Could you copy every line from the material below in which "sagen" appears?

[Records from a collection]
※ ※ ※

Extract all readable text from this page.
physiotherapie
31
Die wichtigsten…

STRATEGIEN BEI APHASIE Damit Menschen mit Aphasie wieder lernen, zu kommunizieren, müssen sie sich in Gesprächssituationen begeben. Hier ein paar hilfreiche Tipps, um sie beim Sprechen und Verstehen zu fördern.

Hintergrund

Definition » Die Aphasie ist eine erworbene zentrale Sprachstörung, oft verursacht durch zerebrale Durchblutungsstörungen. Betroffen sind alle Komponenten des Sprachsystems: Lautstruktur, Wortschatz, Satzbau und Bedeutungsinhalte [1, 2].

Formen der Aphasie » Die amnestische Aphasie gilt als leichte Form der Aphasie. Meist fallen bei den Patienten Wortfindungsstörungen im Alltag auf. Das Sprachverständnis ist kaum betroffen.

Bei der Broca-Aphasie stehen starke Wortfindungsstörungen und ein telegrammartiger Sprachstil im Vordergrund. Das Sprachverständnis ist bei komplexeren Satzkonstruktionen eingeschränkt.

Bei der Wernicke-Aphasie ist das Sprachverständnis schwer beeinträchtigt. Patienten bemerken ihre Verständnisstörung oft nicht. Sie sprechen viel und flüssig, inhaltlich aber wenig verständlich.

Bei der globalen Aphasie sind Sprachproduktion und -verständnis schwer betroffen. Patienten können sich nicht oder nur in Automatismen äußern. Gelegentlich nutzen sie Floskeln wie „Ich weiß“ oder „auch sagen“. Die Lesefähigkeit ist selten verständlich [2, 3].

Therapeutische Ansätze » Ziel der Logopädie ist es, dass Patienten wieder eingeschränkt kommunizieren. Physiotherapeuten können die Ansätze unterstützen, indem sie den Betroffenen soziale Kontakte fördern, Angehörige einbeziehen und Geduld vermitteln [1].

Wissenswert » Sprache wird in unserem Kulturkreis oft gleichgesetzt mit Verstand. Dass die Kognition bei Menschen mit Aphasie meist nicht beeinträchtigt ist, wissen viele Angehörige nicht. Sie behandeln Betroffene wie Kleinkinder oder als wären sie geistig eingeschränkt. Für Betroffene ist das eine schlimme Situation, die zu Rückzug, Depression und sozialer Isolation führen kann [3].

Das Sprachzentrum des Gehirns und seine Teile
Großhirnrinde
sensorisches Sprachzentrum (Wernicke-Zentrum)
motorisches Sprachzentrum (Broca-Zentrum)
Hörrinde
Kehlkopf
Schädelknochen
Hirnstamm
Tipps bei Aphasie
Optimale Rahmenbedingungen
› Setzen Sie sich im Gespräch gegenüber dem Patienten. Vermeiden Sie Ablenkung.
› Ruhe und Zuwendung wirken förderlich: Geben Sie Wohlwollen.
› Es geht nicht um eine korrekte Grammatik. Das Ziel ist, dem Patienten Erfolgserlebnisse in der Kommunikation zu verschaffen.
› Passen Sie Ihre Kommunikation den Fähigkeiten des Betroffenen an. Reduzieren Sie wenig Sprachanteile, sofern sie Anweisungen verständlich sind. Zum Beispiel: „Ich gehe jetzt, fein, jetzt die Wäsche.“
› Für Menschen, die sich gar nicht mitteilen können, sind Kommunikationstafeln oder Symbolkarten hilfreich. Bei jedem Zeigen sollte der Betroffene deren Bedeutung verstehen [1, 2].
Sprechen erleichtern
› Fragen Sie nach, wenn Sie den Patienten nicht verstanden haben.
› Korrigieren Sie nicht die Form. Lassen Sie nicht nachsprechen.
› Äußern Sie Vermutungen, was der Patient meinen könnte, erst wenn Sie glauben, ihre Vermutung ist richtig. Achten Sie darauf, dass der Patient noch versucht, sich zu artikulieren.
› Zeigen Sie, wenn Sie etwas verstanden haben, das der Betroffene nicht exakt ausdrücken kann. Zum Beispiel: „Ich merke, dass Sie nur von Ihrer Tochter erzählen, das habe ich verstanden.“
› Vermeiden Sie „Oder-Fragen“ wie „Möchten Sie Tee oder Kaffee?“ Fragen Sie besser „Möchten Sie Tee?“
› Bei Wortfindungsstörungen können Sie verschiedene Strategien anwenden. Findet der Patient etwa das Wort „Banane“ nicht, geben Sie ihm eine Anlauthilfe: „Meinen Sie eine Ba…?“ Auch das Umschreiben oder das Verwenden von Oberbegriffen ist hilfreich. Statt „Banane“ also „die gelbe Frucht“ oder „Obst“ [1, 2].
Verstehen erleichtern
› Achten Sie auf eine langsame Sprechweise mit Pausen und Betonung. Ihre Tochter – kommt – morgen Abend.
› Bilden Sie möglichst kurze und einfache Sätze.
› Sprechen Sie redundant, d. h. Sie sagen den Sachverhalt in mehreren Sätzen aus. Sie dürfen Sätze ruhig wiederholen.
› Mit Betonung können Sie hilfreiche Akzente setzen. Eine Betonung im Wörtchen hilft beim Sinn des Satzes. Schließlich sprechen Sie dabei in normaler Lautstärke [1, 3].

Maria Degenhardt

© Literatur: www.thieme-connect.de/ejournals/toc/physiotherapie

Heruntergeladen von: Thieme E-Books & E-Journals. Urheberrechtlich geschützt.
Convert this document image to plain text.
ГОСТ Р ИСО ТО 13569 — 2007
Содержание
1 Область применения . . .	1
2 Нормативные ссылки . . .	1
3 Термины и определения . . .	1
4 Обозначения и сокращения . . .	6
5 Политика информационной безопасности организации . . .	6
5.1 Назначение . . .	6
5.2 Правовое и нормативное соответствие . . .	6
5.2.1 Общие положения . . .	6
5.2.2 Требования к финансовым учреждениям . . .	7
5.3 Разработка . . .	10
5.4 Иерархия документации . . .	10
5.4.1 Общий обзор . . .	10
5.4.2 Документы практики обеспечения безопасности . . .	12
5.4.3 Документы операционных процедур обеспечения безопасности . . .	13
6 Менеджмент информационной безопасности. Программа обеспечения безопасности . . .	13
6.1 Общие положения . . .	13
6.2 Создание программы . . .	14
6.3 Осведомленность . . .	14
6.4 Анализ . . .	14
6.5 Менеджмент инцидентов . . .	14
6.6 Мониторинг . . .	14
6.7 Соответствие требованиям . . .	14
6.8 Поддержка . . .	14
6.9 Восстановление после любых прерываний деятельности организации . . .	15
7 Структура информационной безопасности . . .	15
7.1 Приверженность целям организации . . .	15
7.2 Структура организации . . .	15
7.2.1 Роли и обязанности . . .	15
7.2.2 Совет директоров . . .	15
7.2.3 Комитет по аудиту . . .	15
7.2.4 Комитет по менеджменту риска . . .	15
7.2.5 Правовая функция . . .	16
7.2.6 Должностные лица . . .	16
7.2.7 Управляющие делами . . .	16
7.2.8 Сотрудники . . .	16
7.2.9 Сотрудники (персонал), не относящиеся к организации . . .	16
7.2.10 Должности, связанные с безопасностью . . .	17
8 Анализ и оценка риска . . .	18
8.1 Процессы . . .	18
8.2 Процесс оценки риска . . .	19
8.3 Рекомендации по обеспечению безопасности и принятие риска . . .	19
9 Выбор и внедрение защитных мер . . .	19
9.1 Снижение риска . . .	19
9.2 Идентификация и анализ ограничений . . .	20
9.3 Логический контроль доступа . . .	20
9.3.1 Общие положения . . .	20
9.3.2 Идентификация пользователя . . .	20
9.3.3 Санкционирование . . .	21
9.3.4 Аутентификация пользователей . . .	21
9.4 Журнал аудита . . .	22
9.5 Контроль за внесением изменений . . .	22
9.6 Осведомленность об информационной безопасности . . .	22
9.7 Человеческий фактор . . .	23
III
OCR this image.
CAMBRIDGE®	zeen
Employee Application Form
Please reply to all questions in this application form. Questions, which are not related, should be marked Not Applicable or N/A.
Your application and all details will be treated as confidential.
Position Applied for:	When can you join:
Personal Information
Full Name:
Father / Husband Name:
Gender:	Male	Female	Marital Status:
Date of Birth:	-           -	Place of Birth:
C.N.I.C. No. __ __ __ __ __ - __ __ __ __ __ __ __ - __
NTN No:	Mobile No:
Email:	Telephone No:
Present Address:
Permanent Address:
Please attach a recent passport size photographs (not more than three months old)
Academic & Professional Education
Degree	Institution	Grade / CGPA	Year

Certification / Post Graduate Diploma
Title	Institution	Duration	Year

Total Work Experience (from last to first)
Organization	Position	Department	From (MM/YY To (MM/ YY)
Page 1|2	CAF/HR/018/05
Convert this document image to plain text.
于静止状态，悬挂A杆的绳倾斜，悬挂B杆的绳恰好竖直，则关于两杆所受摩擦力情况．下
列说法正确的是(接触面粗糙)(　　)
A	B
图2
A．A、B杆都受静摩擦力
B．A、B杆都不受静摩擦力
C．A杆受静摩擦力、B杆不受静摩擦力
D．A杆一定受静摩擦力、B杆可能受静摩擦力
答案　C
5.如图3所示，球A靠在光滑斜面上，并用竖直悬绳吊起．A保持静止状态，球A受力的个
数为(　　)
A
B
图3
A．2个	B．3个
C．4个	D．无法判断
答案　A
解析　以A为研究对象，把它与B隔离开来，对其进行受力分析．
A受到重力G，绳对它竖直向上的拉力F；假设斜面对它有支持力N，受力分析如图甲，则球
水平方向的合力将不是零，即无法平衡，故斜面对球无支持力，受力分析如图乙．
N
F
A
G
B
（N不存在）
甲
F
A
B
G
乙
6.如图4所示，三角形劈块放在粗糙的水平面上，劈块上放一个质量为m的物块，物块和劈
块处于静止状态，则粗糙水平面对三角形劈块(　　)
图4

※ ※ ※

## EXERCISE RESPONSE
Bei der globalen Aphasie sind Sprachproduktion und -verständnis schwer betroffen. Patienten können sich nicht oder nur in Automatismen äußern. Gelegentlich nutzen sie Floskeln wie „Ich weiß“ oder „auch sagen“. Die Lesefähigkeit ist selten verständlich [2, 3].
› Sprechen Sie redundant, d. h. Sie sagen den Sachverhalt in mehreren Sätzen aus. Sie dürfen Sätze ruhig wiederholen.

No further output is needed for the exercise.